> Exercise
Copy everything in the data below exactly except the pictures.

> Record list
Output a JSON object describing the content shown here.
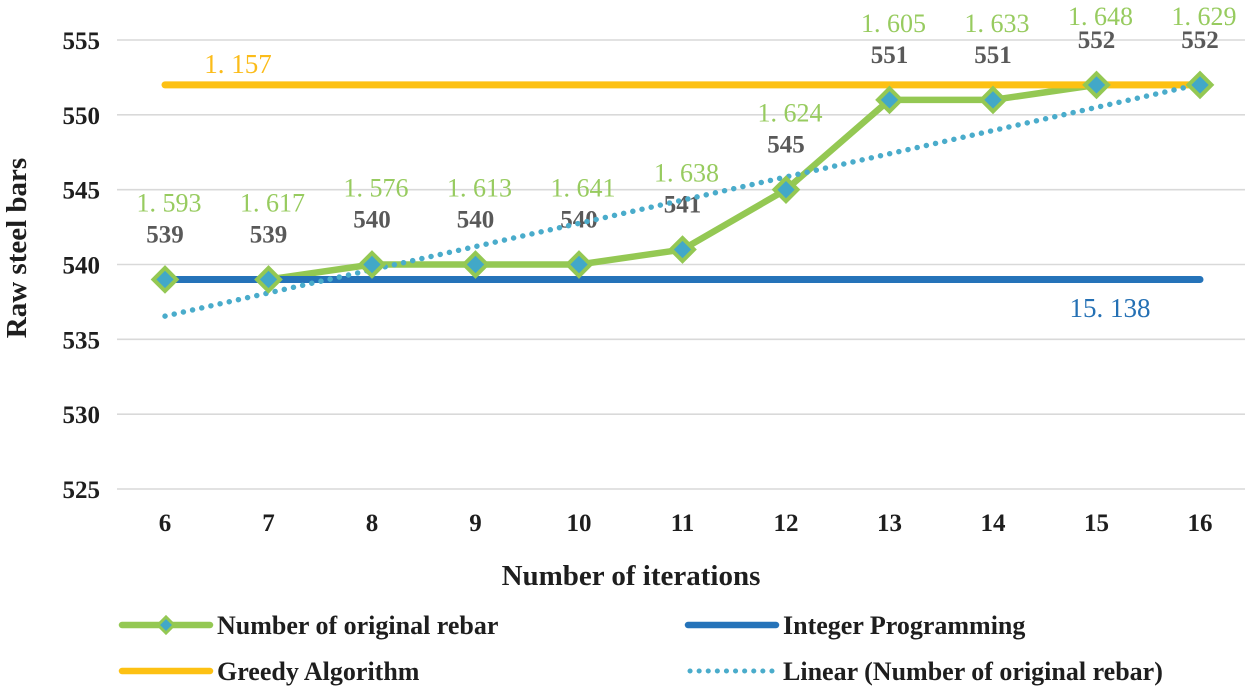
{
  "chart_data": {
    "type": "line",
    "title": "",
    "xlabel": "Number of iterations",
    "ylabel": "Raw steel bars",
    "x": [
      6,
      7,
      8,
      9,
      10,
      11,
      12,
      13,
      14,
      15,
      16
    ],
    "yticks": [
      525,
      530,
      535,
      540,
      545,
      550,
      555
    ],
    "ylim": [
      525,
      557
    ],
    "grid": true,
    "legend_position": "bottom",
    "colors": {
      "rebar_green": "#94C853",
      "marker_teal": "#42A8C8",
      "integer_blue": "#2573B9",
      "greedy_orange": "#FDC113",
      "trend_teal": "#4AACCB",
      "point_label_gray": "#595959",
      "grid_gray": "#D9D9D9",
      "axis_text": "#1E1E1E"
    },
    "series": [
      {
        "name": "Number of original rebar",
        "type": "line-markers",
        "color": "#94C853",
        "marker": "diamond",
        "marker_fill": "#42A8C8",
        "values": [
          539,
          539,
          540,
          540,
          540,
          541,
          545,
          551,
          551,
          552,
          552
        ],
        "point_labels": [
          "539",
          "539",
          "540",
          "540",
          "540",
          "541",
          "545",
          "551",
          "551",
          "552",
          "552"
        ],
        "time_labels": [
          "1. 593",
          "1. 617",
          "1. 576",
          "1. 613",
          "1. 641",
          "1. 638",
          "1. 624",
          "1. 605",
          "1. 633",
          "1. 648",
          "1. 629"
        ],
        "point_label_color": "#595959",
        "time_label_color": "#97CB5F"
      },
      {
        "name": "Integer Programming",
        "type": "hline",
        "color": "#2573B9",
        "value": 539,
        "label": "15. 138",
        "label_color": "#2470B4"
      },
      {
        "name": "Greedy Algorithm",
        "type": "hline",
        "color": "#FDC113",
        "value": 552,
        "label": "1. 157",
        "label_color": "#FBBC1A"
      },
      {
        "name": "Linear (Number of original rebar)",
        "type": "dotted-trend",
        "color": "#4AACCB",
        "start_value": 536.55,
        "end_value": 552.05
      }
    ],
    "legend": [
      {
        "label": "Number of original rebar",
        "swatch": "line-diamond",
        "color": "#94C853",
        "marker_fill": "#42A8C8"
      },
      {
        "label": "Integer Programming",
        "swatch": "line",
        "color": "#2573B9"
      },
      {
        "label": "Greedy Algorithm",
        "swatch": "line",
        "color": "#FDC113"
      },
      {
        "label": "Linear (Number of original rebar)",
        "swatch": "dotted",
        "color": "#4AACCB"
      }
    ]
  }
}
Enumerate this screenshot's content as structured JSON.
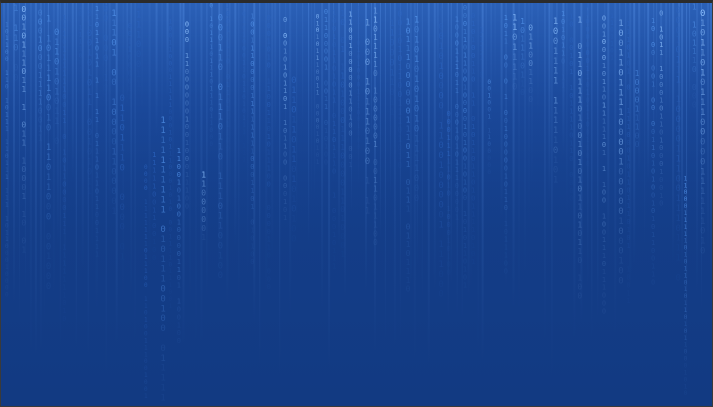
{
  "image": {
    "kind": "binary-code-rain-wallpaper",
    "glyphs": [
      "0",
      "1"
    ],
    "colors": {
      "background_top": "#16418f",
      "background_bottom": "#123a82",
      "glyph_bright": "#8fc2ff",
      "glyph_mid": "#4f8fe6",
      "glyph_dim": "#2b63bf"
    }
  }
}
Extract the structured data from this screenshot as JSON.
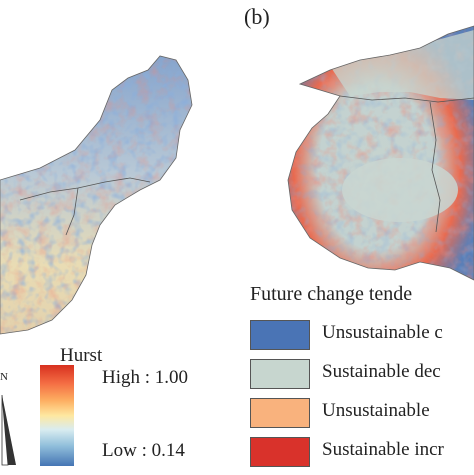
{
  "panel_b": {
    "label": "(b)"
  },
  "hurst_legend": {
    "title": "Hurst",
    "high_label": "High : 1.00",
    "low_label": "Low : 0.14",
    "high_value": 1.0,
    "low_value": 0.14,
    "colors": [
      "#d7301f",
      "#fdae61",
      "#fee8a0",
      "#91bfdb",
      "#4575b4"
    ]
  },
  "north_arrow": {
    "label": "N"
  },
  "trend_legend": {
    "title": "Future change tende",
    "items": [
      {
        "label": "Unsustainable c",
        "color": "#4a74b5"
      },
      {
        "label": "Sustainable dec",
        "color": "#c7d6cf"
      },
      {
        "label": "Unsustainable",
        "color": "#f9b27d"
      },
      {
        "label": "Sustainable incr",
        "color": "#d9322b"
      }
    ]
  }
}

> Response to the exercise
Output a JSON object describing the content shown here.
{
  "chart_data": {
    "type": "line",
    "title": "",
    "xlabel": "Number of iterations",
    "ylabel": "Raw steel bars",
    "x": [
      6,
      7,
      8,
      9,
      10,
      11,
      12,
      13,
      14,
      15,
      16
    ],
    "yticks": [
      525,
      530,
      535,
      540,
      545,
      550,
      555
    ],
    "ylim": [
      525,
      557
    ],
    "grid": true,
    "legend_position": "bottom",
    "colors": {
      "rebar_green": "#94C853",
      "marker_teal": "#42A8C8",
      "integer_blue": "#2573B9",
      "greedy_orange": "#FDC113",
      "trend_teal": "#4AACCB",
      "point_label_gray": "#595959",
      "grid_gray": "#D9D9D9",
      "axis_text": "#1E1E1E"
    },
    "series": [
      {
        "name": "Number of original rebar",
        "type": "line-markers",
        "color": "#94C853",
        "marker": "diamond",
        "marker_fill": "#42A8C8",
        "values": [
          539,
          539,
          540,
          540,
          540,
          541,
          545,
          551,
          551,
          552,
          552
        ],
        "point_labels": [
          "539",
          "539",
          "540",
          "540",
          "540",
          "541",
          "545",
          "551",
          "551",
          "552",
          "552"
        ],
        "time_labels": [
          "1. 593",
          "1. 617",
          "1. 576",
          "1. 613",
          "1. 641",
          "1. 638",
          "1. 624",
          "1. 605",
          "1. 633",
          "1. 648",
          "1. 629"
        ],
        "point_label_color": "#595959",
        "time_label_color": "#97CB5F"
      },
      {
        "name": "Integer Programming",
        "type": "hline",
        "color": "#2573B9",
        "value": 539,
        "label": "15. 138",
        "label_color": "#2470B4"
      },
      {
        "name": "Greedy Algorithm",
        "type": "hline",
        "color": "#FDC113",
        "value": 552,
        "label": "1. 157",
        "label_color": "#FBBC1A"
      },
      {
        "name": "Linear (Number of original rebar)",
        "type": "dotted-trend",
        "color": "#4AACCB",
        "start_value": 536.55,
        "end_value": 552.05
      }
    ],
    "legend": [
      {
        "label": "Number of original rebar",
        "swatch": "line-diamond",
        "color": "#94C853",
        "marker_fill": "#42A8C8"
      },
      {
        "label": "Integer Programming",
        "swatch": "line",
        "color": "#2573B9"
      },
      {
        "label": "Greedy Algorithm",
        "swatch": "line",
        "color": "#FDC113"
      },
      {
        "label": "Linear (Number of original rebar)",
        "swatch": "dotted",
        "color": "#4AACCB"
      }
    ]
  }
}
Enumerate this screenshot's content as structured JSON.
{
  "image": {
    "kind": "binary-code-rain-wallpaper",
    "glyphs": [
      "0",
      "1"
    ],
    "colors": {
      "background_top": "#16418f",
      "background_bottom": "#123a82",
      "glyph_bright": "#8fc2ff",
      "glyph_mid": "#4f8fe6",
      "glyph_dim": "#2b63bf"
    }
  }
}
Extract the structured data from this screenshot as JSON.
{
  "panel_b": {
    "label": "(b)"
  },
  "hurst_legend": {
    "title": "Hurst",
    "high_label": "High : 1.00",
    "low_label": "Low : 0.14",
    "high_value": 1.0,
    "low_value": 0.14,
    "colors": [
      "#d7301f",
      "#fdae61",
      "#fee8a0",
      "#91bfdb",
      "#4575b4"
    ]
  },
  "north_arrow": {
    "label": "N"
  },
  "trend_legend": {
    "title": "Future change tende",
    "items": [
      {
        "label": "Unsustainable c",
        "color": "#4a74b5"
      },
      {
        "label": "Sustainable dec",
        "color": "#c7d6cf"
      },
      {
        "label": "Unsustainable",
        "color": "#f9b27d"
      },
      {
        "label": "Sustainable incr",
        "color": "#d9322b"
      }
    ]
  }
}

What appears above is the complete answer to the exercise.